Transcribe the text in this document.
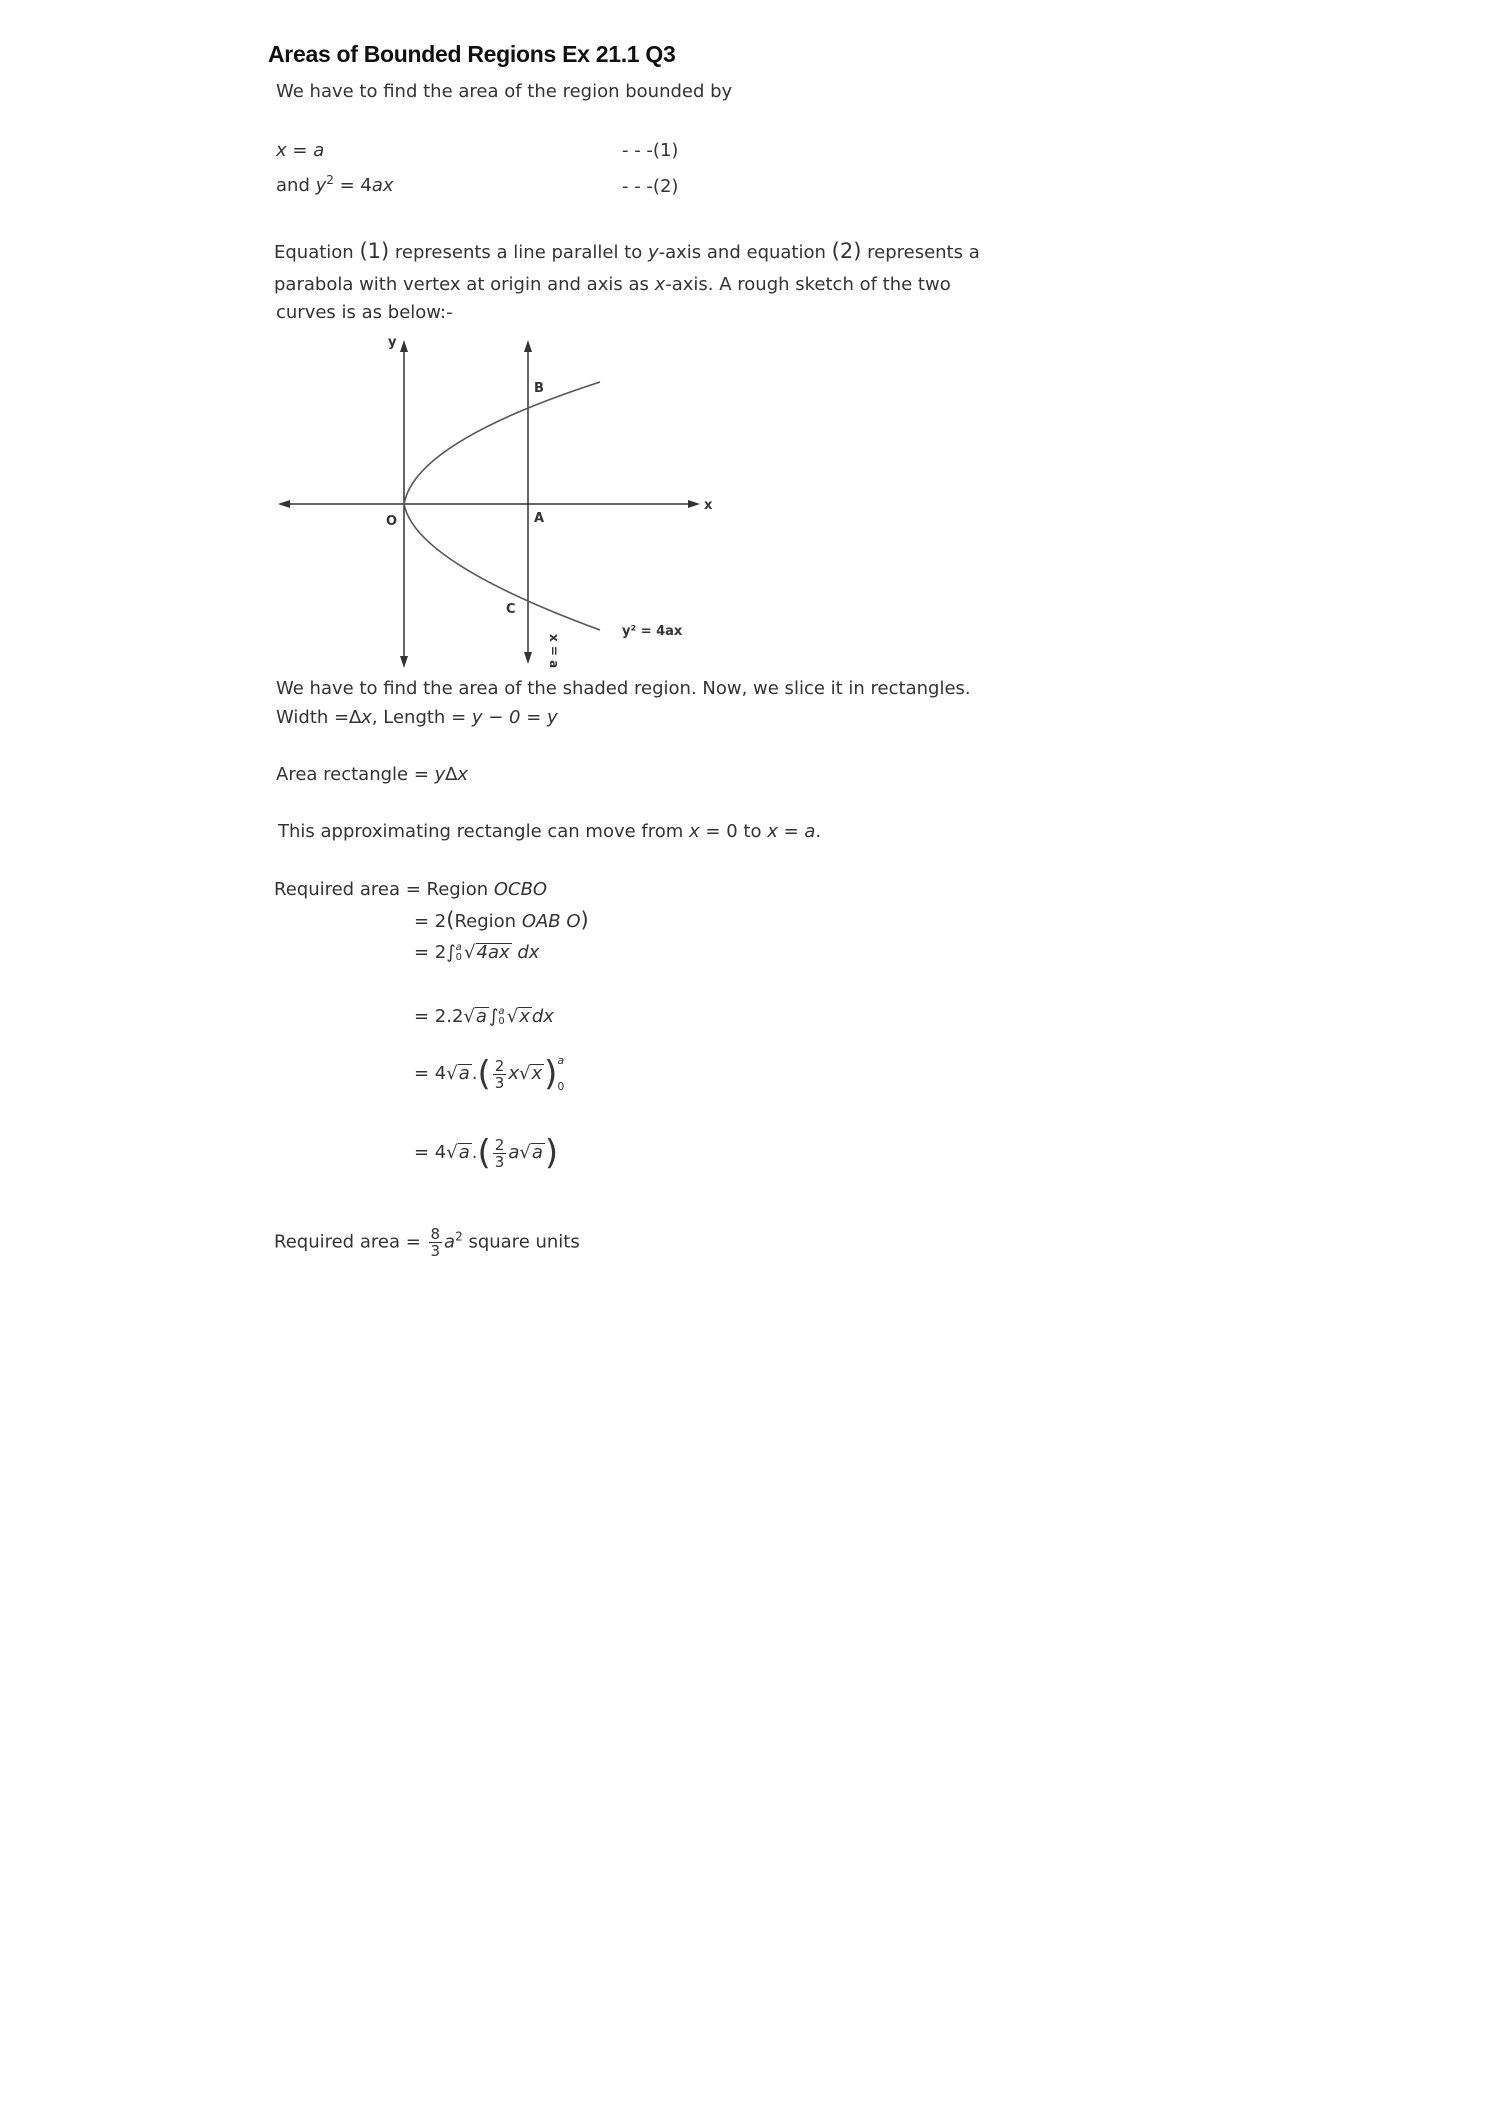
Areas of Bounded Regions Ex 21.1 Q3
We have to find the area of the region bounded by
x = a	- - -(1)
and $y^2 = 4ax$	- - -(2)
Equation (1) represents a line parallel to y-axis and equation (2) represents a
parabola with vertex at origin and axis as x-axis. A rough sketch of the two
curves is as below:-
y
x
O	A
B
C
y² = 4ax
x = a
We have to find the area of the shaded region. Now, we slice it in rectangles.
Width =∆x, Length = y − 0 = y
Area rectangle = y∆x
This approximating rectangle can move from x = 0 to x = a.
Required area = Region OCBO
= 2(Region OAB O)
= 2∫ a
0 √4ax dx
= 2.2√a ∫ a
0 √x dx
= 4√a .( $\frac{2}{3} x√x$) a
0
= 4√a .( $\frac{2}{3} a√a$)
Required area = $\frac{8}{3} a^2$ square units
════════════════════
*What the exercise asks*
Above are records to transcribe exactly; leave their pictures out.

*Output of the task*
Transcribe the text in this document.
Areas of Bounded Regions Ex 21.1 Q3
We have to find the area of the region bounded by
x = a	- - -(1)
and $y^2 = 4ax$	- - -(2)
Equation (1) represents a line parallel to y-axis and equation (2) represents a
parabola with vertex at origin and axis as x-axis. A rough sketch of the two
curves is as below:-
y
x
O	A
B
C
y² = 4ax
x = a
We have to find the area of the shaded region. Now, we slice it in rectangles.
Width =∆x, Length = y − 0 = y
Area rectangle = y∆x
This approximating rectangle can move from x = 0 to x = a.
Required area = Region OCBO
= 2(Region OAB O)
= 2∫ a
0 √4ax dx
= 2.2√a ∫ a
0 √x dx
= 4√a .( $\frac{2}{3} x√x$) a
0
= 4√a .( $\frac{2}{3} a√a$)
Required area = $\frac{8}{3} a^2$ square units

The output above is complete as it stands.